* _TASK BRIEF_
Transcribe the material in full, exactly as written.

(Saved entries)
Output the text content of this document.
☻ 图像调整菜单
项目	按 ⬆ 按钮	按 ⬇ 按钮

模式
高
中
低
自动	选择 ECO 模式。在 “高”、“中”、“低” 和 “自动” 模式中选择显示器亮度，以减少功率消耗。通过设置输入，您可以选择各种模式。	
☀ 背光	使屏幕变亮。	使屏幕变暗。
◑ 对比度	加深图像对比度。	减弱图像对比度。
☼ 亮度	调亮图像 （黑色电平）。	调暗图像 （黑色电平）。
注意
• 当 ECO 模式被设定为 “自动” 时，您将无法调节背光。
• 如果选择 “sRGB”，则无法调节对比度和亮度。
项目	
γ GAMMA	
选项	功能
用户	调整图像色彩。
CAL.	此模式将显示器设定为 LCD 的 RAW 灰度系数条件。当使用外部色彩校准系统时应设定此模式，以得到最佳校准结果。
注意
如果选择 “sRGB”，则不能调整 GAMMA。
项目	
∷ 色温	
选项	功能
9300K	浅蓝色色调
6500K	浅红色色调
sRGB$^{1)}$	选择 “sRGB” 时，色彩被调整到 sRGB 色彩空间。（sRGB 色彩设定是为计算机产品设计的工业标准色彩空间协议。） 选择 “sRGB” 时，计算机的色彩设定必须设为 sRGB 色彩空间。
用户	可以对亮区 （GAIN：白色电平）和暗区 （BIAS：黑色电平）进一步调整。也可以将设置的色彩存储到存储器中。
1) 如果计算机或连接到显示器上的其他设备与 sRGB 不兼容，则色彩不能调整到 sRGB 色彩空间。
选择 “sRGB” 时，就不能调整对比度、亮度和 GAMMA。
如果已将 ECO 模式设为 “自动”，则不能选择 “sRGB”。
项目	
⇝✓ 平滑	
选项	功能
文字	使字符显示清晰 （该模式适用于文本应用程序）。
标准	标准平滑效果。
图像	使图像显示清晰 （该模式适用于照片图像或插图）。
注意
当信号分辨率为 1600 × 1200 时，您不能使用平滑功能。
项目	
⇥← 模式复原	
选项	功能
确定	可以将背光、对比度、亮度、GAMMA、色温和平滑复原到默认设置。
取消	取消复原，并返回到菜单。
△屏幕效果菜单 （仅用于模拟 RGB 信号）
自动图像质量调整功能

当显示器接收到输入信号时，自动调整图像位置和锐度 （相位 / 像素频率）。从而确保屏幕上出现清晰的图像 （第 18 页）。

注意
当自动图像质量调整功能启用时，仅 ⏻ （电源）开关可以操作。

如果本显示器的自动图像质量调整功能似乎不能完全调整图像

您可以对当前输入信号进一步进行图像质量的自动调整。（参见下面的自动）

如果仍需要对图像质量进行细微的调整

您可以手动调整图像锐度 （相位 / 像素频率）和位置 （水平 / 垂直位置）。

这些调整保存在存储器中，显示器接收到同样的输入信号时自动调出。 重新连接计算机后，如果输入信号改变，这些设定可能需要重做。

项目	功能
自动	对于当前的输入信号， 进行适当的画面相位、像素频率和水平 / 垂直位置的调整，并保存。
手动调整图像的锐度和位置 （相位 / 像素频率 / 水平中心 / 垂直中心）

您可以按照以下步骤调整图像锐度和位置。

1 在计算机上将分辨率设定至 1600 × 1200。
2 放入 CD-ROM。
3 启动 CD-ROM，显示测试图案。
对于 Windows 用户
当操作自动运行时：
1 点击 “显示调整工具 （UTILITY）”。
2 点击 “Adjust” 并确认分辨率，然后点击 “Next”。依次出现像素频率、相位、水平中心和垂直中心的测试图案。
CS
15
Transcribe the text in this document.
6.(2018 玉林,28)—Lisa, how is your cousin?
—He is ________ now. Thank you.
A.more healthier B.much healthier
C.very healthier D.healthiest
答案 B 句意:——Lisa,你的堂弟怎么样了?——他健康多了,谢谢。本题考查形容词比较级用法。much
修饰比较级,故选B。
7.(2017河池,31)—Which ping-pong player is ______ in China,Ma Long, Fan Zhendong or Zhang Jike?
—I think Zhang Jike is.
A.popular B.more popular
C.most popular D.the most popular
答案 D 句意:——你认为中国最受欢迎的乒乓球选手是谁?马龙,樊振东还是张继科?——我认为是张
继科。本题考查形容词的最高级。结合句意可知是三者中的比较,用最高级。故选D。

* _WORKED ANSWER_
Output the text content of this document.
☻ 图像调整菜单
项目	按 ⬆ 按钮	按 ⬇ 按钮

模式
高
中
低
自动	选择 ECO 模式。在 “高”、“中”、“低” 和 “自动” 模式中选择显示器亮度，以减少功率消耗。通过设置输入，您可以选择各种模式。	
☀ 背光	使屏幕变亮。	使屏幕变暗。
◑ 对比度	加深图像对比度。	减弱图像对比度。
☼ 亮度	调亮图像 （黑色电平）。	调暗图像 （黑色电平）。
注意
• 当 ECO 模式被设定为 “自动” 时，您将无法调节背光。
• 如果选择 “sRGB”，则无法调节对比度和亮度。
项目	
γ GAMMA	
选项	功能
用户	调整图像色彩。
CAL.	此模式将显示器设定为 LCD 的 RAW 灰度系数条件。当使用外部色彩校准系统时应设定此模式，以得到最佳校准结果。
注意
如果选择 “sRGB”，则不能调整 GAMMA。
项目	
∷ 色温	
选项	功能
9300K	浅蓝色色调
6500K	浅红色色调
sRGB$^{1)}$	选择 “sRGB” 时，色彩被调整到 sRGB 色彩空间。（sRGB 色彩设定是为计算机产品设计的工业标准色彩空间协议。） 选择 “sRGB” 时，计算机的色彩设定必须设为 sRGB 色彩空间。
用户	可以对亮区 （GAIN：白色电平）和暗区 （BIAS：黑色电平）进一步调整。也可以将设置的色彩存储到存储器中。
1) 如果计算机或连接到显示器上的其他设备与 sRGB 不兼容，则色彩不能调整到 sRGB 色彩空间。
选择 “sRGB” 时，就不能调整对比度、亮度和 GAMMA。
如果已将 ECO 模式设为 “自动”，则不能选择 “sRGB”。
项目	
⇝✓ 平滑	
选项	功能
文字	使字符显示清晰 （该模式适用于文本应用程序）。
标准	标准平滑效果。
图像	使图像显示清晰 （该模式适用于照片图像或插图）。
注意
当信号分辨率为 1600 × 1200 时，您不能使用平滑功能。
项目	
⇥← 模式复原	
选项	功能
确定	可以将背光、对比度、亮度、GAMMA、色温和平滑复原到默认设置。
取消	取消复原，并返回到菜单。
△屏幕效果菜单 （仅用于模拟 RGB 信号）
自动图像质量调整功能

当显示器接收到输入信号时，自动调整图像位置和锐度 （相位 / 像素频率）。从而确保屏幕上出现清晰的图像 （第 18 页）。

注意
当自动图像质量调整功能启用时，仅 ⏻ （电源）开关可以操作。

如果本显示器的自动图像质量调整功能似乎不能完全调整图像

您可以对当前输入信号进一步进行图像质量的自动调整。（参见下面的自动）

如果仍需要对图像质量进行细微的调整

您可以手动调整图像锐度 （相位 / 像素频率）和位置 （水平 / 垂直位置）。

这些调整保存在存储器中，显示器接收到同样的输入信号时自动调出。 重新连接计算机后，如果输入信号改变，这些设定可能需要重做。

项目	功能
自动	对于当前的输入信号， 进行适当的画面相位、像素频率和水平 / 垂直位置的调整，并保存。
手动调整图像的锐度和位置 （相位 / 像素频率 / 水平中心 / 垂直中心）

您可以按照以下步骤调整图像锐度和位置。

1 在计算机上将分辨率设定至 1600 × 1200。
2 放入 CD-ROM。
3 启动 CD-ROM，显示测试图案。
对于 Windows 用户
当操作自动运行时：
1 点击 “显示调整工具 （UTILITY）”。
2 点击 “Adjust” 并确认分辨率，然后点击 “Next”。依次出现像素频率、相位、水平中心和垂直中心的测试图案。
CS
15
Transcribe the text in this document.
6.(2018 玉林,28)—Lisa, how is your cousin?
—He is ________ now. Thank you.
A.more healthier B.much healthier
C.very healthier D.healthiest
答案 B 句意:——Lisa,你的堂弟怎么样了?——他健康多了,谢谢。本题考查形容词比较级用法。much
修饰比较级,故选B。
7.(2017河池,31)—Which ping-pong player is ______ in China,Ma Long, Fan Zhendong or Zhang Jike?
—I think Zhang Jike is.
A.popular B.more popular
C.most popular D.the most popular
答案 D 句意:——你认为中国最受欢迎的乒乓球选手是谁?马龙,樊振东还是张继科?——我认为是张
继科。本题考查形容词的最高级。结合句意可知是三者中的比较,用最高级。故选D。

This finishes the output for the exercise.